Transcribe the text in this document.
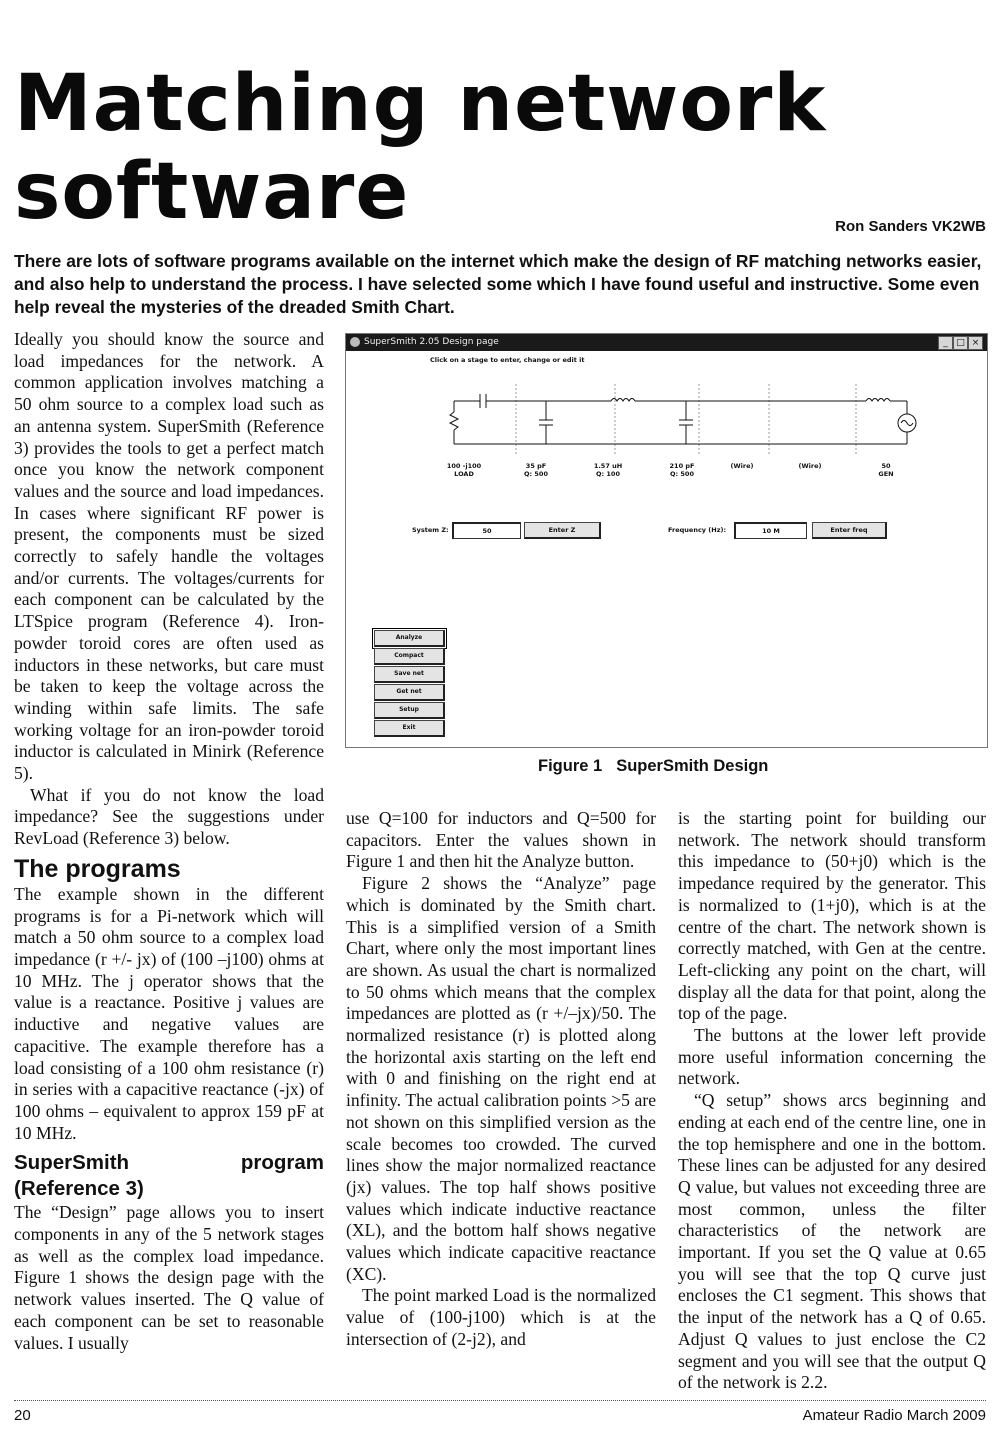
Matching network software	Ron Sanders VK2WB
There are lots of software programs available on the internet which make the design of RF matching networks easier, and also help to understand the process. I have selected some which I have found useful and instructive. Some even help reveal the mysteries of the dreaded Smith Chart.

Ideally you should know the source and load impedances for the network. A common application involves matching a 50 ohm source to a complex load such as an antenna system. SuperSmith (Reference 3) provides the tools to get a perfect match once you know the network component values and the source and load impedances. In cases where significant RF power is present, the components must be sized correctly to safely handle the voltages and/or currents. The voltages/currents for each component can be calculated by the LTSpice program (Reference 4). Iron-powder toroid cores are often used as inductors in these networks, but care must be taken to keep the voltage across the winding within safe limits. The safe working voltage for an iron-powder toroid inductor is calculated in Minirk (Reference 5).

What if you do not know the load impedance? See the suggestions under RevLoad (Reference 3) below.

The programs

The example shown in the different programs is for a Pi-network which will match a 50 ohm source to a complex load impedance (r +/- jx) of (100 –j100) ohms at 10 MHz. The j operator shows that the value is a reactance. Positive j values are inductive and negative values are capacitive. The example therefore has a load consisting of a 100 ohm resistance (r) in series with a capacitive reactance (-jx) of 100 ohms – equivalent to approx 159 pF at 10 MHz.

SuperSmith program (Reference 3)

The “Design” page allows you to insert components in any of the 5 network stages as well as the complex load impedance. Figure 1 shows the design page with the network values inserted. The Q value of each component can be set to reasonable values. I usually

SuperSmith 2.05 Design page	_ □ ×
Click on a stage to enter, change or edit it
100 -j100
LOAD
35 pF
Q: 500
1.57 uH
Q: 100
210 pF
Q: 500
(Wire)	(Wire)	50
GEN
System Z:	50	Enter Z	Frequency (Hz):	10 M	Enter freq
Analyze
Compact
Save net
Get net
Setup
Exit
Figure 1 SuperSmith Design

use Q=100 for inductors and Q=500 for capacitors. Enter the values shown in Figure 1 and then hit the Analyze button.

Figure 2 shows the “Analyze” page which is dominated by the Smith chart. This is a simplified version of a Smith Chart, where only the most important lines are shown. As usual the chart is normalized to 50 ohms which means that the complex impedances are plotted as (r +/–jx)/50. The normalized resistance (r) is plotted along the horizontal axis starting on the left end with 0 and finishing on the right end at infinity. The actual calibration points >5 are not shown on this simplified version as the scale becomes too crowded. The curved lines show the major normalized reactance (jx) values. The top half shows positive values which indicate inductive reactance (XL), and the bottom half shows negative values which indicate capacitive reactance (XC).

The point marked Load is the normalized value of (100-j100) which is at the intersection of (2-j2), and

is the starting point for building our network. The network should transform this impedance to (50+j0) which is the impedance required by the generator. This is normalized to (1+j0), which is at the centre of the chart. The network shown is correctly matched, with Gen at the centre. Left-clicking any point on the chart, will display all the data for that point, along the top of the page.

The buttons at the lower left provide more useful information concerning the network.

“Q setup” shows arcs beginning and ending at each end of the centre line, one in the top hemisphere and one in the bottom. These lines can be adjusted for any desired Q value, but values not exceeding three are most common, unless the filter characteristics of the network are important. If you set the Q value at 0.65 you will see that the top Q curve just encloses the C1 segment. This shows that the input of the network has a Q of 0.65. Adjust Q values to just enclose the C2 segment and you will see that the output Q of the network is 2.2.

20	Amateur Radio March 2009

= = =

Omit every picture, and otherwise quote the entries exactly.

Transcribe the text in this document.
Matching network software	Ron Sanders VK2WB
There are lots of software programs available on the internet which make the design of RF matching networks easier, and also help to understand the process. I have selected some which I have found useful and instructive. Some even help reveal the mysteries of the dreaded Smith Chart.

Ideally you should know the source and load impedances for the network. A common application involves matching a 50 ohm source to a complex load such as an antenna system. SuperSmith (Reference 3) provides the tools to get a perfect match once you know the network component values and the source and load impedances. In cases where significant RF power is present, the components must be sized correctly to safely handle the voltages and/or currents. The voltages/currents for each component can be calculated by the LTSpice program (Reference 4). Iron-powder toroid cores are often used as inductors in these networks, but care must be taken to keep the voltage across the winding within safe limits. The safe working voltage for an iron-powder toroid inductor is calculated in Minirk (Reference 5).

What if you do not know the load impedance? See the suggestions under RevLoad (Reference 3) below.

The programs

The example shown in the different programs is for a Pi-network which will match a 50 ohm source to a complex load impedance (r +/- jx) of (100 –j100) ohms at 10 MHz. The j operator shows that the value is a reactance. Positive j values are inductive and negative values are capacitive. The example therefore has a load consisting of a 100 ohm resistance (r) in series with a capacitive reactance (-jx) of 100 ohms – equivalent to approx 159 pF at 10 MHz.

SuperSmith program (Reference 3)

The “Design” page allows you to insert components in any of the 5 network stages as well as the complex load impedance. Figure 1 shows the design page with the network values inserted. The Q value of each component can be set to reasonable values. I usually

SuperSmith 2.05 Design page	_ □ ×
Click on a stage to enter, change or edit it
100 -j100
LOAD
35 pF
Q: 500
1.57 uH
Q: 100
210 pF
Q: 500
(Wire)	(Wire)	50
GEN
System Z:	50	Enter Z	Frequency (Hz):	10 M	Enter freq
Analyze
Compact
Save net
Get net
Setup
Exit
Figure 1 SuperSmith Design

use Q=100 for inductors and Q=500 for capacitors. Enter the values shown in Figure 1 and then hit the Analyze button.

Figure 2 shows the “Analyze” page which is dominated by the Smith chart. This is a simplified version of a Smith Chart, where only the most important lines are shown. As usual the chart is normalized to 50 ohms which means that the complex impedances are plotted as (r +/–jx)/50. The normalized resistance (r) is plotted along the horizontal axis starting on the left end with 0 and finishing on the right end at infinity. The actual calibration points >5 are not shown on this simplified version as the scale becomes too crowded. The curved lines show the major normalized reactance (jx) values. The top half shows positive values which indicate inductive reactance (XL), and the bottom half shows negative values which indicate capacitive reactance (XC).

The point marked Load is the normalized value of (100-j100) which is at the intersection of (2-j2), and

is the starting point for building our network. The network should transform this impedance to (50+j0) which is the impedance required by the generator. This is normalized to (1+j0), which is at the centre of the chart. The network shown is correctly matched, with Gen at the centre. Left-clicking any point on the chart, will display all the data for that point, along the top of the page.

The buttons at the lower left provide more useful information concerning the network.

“Q setup” shows arcs beginning and ending at each end of the centre line, one in the top hemisphere and one in the bottom. These lines can be adjusted for any desired Q value, but values not exceeding three are most common, unless the filter characteristics of the network are important. If you set the Q value at 0.65 you will see that the top Q curve just encloses the C1 segment. This shows that the input of the network has a Q of 0.65. Adjust Q values to just enclose the C2 segment and you will see that the output Q of the network is 2.2.

20	Amateur Radio March 2009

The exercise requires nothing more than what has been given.